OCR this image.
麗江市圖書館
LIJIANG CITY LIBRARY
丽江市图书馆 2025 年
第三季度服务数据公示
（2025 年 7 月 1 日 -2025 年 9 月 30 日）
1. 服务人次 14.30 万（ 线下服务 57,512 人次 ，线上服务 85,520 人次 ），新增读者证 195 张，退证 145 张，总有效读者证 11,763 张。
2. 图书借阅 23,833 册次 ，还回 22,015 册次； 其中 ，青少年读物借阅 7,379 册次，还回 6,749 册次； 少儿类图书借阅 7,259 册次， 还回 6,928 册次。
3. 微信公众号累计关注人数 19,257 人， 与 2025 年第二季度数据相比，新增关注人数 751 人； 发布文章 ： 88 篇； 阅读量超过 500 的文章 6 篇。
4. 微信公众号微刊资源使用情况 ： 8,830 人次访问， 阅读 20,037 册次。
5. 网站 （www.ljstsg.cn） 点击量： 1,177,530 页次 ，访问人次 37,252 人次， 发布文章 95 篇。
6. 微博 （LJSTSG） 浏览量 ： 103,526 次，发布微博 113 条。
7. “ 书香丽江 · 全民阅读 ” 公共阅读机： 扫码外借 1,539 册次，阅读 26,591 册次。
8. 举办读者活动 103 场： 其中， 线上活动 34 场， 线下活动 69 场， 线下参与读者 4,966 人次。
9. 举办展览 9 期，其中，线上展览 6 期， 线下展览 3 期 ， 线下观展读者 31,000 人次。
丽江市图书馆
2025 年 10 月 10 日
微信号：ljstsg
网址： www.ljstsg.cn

» **Aim of the exercise**
Please reproduce each record precisely as written.

» **The output**
OCR this image.
麗江市圖書館
LIJIANG CITY LIBRARY
丽江市图书馆 2025 年
第三季度服务数据公示
（2025 年 7 月 1 日 -2025 年 9 月 30 日）
1. 服务人次 14.30 万（ 线下服务 57,512 人次 ，线上服务 85,520 人次 ），新增读者证 195 张，退证 145 张，总有效读者证 11,763 张。
2. 图书借阅 23,833 册次 ，还回 22,015 册次； 其中 ，青少年读物借阅 7,379 册次，还回 6,749 册次； 少儿类图书借阅 7,259 册次， 还回 6,928 册次。
3. 微信公众号累计关注人数 19,257 人， 与 2025 年第二季度数据相比，新增关注人数 751 人； 发布文章 ： 88 篇； 阅读量超过 500 的文章 6 篇。
4. 微信公众号微刊资源使用情况 ： 8,830 人次访问， 阅读 20,037 册次。
5. 网站 （www.ljstsg.cn） 点击量： 1,177,530 页次 ，访问人次 37,252 人次， 发布文章 95 篇。
6. 微博 （LJSTSG） 浏览量 ： 103,526 次，发布微博 113 条。
7. “ 书香丽江 · 全民阅读 ” 公共阅读机： 扫码外借 1,539 册次，阅读 26,591 册次。
8. 举办读者活动 103 场： 其中， 线上活动 34 场， 线下活动 69 场， 线下参与读者 4,966 人次。
9. 举办展览 9 期，其中，线上展览 6 期， 线下展览 3 期 ， 线下观展读者 31,000 人次。
丽江市图书馆
2025 年 10 月 10 日
微信号：ljstsg
网址： www.ljstsg.cn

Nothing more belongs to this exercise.